Exercise set:
• 1. In the biography of Gao Minglu, quote the passage from "Gao was the" to "a few hours." word for word.
• 2. Answer these questions from the biography of Gao Minglu:
(a) In what city was he born?
(b) Which university awarded his PhD?
(c) How many years did he work as a herdsman in Inner Mongolia?

* BEGIN Excerpted passage *

- Born: 29 October 1949 (age 76)
- Education: PhD, Harvard University
- Known for: The founder of the Chinese avant-garde movement and genre

= Gao Minglu =

Chinese art scholar (born 1949)

Gao Minglu (born 29 October 1949) is a scholar in Chinese contemporary art. He is the Chair of the Department of Art History, Professor for Distinguished Service, and Chair of Art and is an instructor at the University of Pittsburgh. He is also distinguished professor at Tianjin Academy of Fine Arts.

Gao was the Chair of the Department of Art History and Professor for Distinguished Service at Sichuan Fine Art Institute, China. His works focus on the influence and nature of Chinese art.

==Early life and education==
Minglu was born in Tianjin, China in October 1949. One of his exhibitions in China was shut down by the Chinese government in 1989 after only a few hours.

Minglu graduated from the China National Academy of Art. In the same year he worked as an editor of one of China’s art magazines. Minglu serves as professor, artist, curator and art critic. During the cultural revolution "Up to the Mountains and Down to the Countryside Movement" he traveled to Inner Mongolia and worked as a herdsman for five years. After the Cultural Revolution, he attended the Tianjin Academy of Fine Arts to study art history. In 1982 he attended the Graduate School of Chinese Art Research Institute where he received his master's degree. From 1984–1989 he was the editor of "Art" magazine. While there, he regularly wrote about Chinese Art news. He was forced to study Marxism–Leninism in China from 1989–1991.

He planned a Chinese avant-garde art exhibition entitled "Inside Out: New Chinese from 1995 to 1998". During the same time He was showing his work in the "Global Concept Art Exhibition from 1950s to 1980s". He also participated in the exhibition of the "Global Concept Art Exhibition from 1950s to 1980s", In 1999 he showed his work in the "Five Continents and a City" exhibition in Mexico in and was one of the curators from China. During this same time, Minglu wrote an English monograph describing the exhibitions. He wrote other papers on Chinese art.

* END Excerpted passage *
* BEGIN Dataset rows *

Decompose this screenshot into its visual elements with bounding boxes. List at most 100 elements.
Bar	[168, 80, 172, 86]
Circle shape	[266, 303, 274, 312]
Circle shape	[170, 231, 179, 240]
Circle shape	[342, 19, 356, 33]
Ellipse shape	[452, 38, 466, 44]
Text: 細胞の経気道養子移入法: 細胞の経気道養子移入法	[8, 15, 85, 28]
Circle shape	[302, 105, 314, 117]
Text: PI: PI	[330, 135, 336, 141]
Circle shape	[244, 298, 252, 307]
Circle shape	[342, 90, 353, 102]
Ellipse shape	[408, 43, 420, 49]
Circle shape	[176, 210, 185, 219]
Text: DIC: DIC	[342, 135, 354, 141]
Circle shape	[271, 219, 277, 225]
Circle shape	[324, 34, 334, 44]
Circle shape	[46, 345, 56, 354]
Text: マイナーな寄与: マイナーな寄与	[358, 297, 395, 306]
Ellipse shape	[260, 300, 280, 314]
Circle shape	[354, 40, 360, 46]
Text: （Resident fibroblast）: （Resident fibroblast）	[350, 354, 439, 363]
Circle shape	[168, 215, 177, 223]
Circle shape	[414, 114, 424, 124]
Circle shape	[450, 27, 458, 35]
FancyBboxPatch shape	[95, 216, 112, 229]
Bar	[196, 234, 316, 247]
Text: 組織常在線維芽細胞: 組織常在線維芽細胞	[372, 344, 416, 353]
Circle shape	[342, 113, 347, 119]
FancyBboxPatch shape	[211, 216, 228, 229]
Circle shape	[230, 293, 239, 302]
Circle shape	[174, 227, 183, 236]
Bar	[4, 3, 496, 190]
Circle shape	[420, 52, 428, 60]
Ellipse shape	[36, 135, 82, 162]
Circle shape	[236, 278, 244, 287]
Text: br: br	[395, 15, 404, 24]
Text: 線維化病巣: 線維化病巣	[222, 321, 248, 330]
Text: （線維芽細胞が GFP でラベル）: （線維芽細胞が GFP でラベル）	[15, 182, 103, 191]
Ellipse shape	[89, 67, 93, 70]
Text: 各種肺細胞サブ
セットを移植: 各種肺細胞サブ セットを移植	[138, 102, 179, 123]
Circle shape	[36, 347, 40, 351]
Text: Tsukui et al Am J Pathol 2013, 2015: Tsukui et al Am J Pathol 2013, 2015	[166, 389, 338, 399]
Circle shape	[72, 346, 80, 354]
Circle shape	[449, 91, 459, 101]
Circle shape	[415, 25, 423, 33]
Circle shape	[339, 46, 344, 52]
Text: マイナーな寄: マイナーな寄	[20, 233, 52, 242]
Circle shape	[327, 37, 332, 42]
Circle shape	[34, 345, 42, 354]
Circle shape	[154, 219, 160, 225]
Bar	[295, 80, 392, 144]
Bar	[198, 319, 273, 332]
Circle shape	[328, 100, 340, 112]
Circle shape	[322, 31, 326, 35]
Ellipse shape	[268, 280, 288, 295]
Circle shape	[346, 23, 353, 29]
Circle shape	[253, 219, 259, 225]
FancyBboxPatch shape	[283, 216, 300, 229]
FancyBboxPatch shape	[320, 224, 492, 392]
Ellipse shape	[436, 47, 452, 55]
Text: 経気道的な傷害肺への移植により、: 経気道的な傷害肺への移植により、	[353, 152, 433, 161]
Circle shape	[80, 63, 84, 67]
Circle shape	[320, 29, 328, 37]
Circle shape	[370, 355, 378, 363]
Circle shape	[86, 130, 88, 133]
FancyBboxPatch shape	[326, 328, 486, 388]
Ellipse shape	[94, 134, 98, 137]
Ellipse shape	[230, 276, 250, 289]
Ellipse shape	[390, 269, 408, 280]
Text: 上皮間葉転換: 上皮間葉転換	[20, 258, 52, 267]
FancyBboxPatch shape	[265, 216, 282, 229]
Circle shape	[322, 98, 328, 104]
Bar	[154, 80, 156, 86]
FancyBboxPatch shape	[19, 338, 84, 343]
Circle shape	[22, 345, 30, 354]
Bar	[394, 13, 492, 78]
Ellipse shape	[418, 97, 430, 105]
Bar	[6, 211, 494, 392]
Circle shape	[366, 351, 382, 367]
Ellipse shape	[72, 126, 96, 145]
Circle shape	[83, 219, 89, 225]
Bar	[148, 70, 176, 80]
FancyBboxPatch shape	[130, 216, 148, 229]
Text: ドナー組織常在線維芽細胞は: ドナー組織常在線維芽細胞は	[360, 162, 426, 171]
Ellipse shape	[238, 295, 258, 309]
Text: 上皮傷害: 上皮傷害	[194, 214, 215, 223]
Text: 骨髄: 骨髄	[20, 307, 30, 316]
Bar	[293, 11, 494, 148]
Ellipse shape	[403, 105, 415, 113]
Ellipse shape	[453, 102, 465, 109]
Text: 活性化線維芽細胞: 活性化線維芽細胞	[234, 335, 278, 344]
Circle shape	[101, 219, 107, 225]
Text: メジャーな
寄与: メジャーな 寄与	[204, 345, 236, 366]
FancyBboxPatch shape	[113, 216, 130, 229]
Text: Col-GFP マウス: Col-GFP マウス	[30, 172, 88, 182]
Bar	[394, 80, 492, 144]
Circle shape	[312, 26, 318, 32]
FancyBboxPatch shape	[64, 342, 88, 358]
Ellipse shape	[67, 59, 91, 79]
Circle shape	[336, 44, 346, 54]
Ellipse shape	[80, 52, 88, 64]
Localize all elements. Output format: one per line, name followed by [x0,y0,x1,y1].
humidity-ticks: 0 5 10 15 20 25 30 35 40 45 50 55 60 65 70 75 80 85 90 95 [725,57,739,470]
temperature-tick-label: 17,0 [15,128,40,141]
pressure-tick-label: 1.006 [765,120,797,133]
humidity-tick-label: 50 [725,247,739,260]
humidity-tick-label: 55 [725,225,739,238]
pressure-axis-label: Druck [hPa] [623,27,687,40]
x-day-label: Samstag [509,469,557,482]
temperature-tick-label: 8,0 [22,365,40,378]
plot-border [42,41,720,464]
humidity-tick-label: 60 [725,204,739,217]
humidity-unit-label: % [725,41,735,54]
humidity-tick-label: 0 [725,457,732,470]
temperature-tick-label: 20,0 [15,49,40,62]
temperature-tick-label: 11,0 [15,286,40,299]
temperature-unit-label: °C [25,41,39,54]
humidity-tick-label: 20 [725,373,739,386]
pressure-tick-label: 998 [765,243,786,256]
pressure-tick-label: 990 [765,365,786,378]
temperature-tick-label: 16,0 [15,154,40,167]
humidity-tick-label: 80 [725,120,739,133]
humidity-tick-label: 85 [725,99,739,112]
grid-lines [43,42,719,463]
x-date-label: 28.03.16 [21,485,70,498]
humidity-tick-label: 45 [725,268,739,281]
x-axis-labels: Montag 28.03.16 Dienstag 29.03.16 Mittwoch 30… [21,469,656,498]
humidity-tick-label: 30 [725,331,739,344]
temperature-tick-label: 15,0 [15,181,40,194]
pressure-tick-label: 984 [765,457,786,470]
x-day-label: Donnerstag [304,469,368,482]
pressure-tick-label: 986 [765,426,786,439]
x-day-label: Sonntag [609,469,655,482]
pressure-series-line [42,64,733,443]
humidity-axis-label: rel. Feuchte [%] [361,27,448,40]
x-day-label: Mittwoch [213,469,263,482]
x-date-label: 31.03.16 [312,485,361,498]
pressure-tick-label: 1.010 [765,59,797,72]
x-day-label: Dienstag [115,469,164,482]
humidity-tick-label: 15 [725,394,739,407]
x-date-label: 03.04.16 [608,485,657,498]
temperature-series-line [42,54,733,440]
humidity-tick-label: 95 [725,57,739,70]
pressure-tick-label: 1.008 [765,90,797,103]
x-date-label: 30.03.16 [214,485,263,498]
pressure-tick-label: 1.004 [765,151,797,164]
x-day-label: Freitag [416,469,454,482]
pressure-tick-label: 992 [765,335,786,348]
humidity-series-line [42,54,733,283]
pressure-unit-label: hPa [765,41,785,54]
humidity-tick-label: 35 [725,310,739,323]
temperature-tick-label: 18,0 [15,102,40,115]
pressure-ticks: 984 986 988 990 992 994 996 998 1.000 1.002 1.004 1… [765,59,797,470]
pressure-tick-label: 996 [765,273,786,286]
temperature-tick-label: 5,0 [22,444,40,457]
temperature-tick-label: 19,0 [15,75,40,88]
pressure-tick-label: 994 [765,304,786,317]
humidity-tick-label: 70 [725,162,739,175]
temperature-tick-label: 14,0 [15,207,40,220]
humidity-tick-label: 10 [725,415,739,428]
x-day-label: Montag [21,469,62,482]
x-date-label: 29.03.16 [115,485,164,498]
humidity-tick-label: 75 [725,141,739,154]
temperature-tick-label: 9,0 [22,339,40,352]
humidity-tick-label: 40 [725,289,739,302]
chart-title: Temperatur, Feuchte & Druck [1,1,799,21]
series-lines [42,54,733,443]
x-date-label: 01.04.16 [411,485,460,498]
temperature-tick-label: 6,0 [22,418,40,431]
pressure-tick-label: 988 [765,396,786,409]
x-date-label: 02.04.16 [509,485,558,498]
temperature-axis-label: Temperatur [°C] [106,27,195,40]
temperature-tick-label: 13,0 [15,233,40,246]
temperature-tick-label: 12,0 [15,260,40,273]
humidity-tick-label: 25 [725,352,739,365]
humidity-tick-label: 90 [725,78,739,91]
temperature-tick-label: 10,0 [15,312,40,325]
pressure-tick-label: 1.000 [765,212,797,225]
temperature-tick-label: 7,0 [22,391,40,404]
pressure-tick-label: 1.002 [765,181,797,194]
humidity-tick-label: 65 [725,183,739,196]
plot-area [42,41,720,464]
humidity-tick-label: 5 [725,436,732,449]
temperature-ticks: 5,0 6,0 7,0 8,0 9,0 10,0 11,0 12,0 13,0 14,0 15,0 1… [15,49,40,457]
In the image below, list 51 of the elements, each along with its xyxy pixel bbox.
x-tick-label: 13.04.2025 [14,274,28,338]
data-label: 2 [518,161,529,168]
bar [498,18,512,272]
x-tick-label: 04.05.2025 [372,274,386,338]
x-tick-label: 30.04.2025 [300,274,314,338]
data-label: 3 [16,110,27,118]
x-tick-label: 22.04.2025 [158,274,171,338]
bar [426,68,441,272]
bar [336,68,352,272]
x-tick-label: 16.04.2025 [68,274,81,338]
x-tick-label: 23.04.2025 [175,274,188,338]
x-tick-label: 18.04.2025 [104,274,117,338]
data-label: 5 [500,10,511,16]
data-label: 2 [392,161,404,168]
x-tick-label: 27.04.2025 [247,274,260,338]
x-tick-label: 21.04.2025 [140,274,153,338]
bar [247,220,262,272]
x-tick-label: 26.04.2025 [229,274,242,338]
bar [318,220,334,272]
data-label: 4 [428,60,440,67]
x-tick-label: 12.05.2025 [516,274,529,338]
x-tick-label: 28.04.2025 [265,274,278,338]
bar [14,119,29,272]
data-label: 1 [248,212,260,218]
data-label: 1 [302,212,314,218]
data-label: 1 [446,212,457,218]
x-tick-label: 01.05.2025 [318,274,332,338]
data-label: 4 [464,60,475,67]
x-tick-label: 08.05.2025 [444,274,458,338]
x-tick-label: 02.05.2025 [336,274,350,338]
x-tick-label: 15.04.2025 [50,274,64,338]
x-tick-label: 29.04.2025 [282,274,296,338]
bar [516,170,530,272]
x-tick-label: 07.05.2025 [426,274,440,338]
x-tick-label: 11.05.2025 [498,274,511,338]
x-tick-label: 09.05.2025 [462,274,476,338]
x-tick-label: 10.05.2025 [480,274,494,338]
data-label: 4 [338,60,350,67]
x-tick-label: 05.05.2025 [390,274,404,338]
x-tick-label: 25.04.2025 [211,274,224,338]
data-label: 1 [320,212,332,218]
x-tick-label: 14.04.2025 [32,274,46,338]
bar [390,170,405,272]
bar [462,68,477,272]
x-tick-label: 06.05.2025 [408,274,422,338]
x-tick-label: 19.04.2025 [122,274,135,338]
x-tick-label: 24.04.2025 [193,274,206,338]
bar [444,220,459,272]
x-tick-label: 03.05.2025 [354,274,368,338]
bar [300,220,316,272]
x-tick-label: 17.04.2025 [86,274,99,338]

* END Dataset rows *

Expected responses:
• 1.
Gao was the Chair of the Department of Art History and Professor for Distinguished Service at Sichuan Fine Art Institute, China. His works focus on the influence and nature of Chinese art.

==Early life and education==
Minglu was born in Tianjin, China in October 1949. One of his exhibitions in China was shut down by the Chinese government in 1989 after only a few hours.

• 2.
(a) Tianjin, China
(b) Harvard University
(c) Five years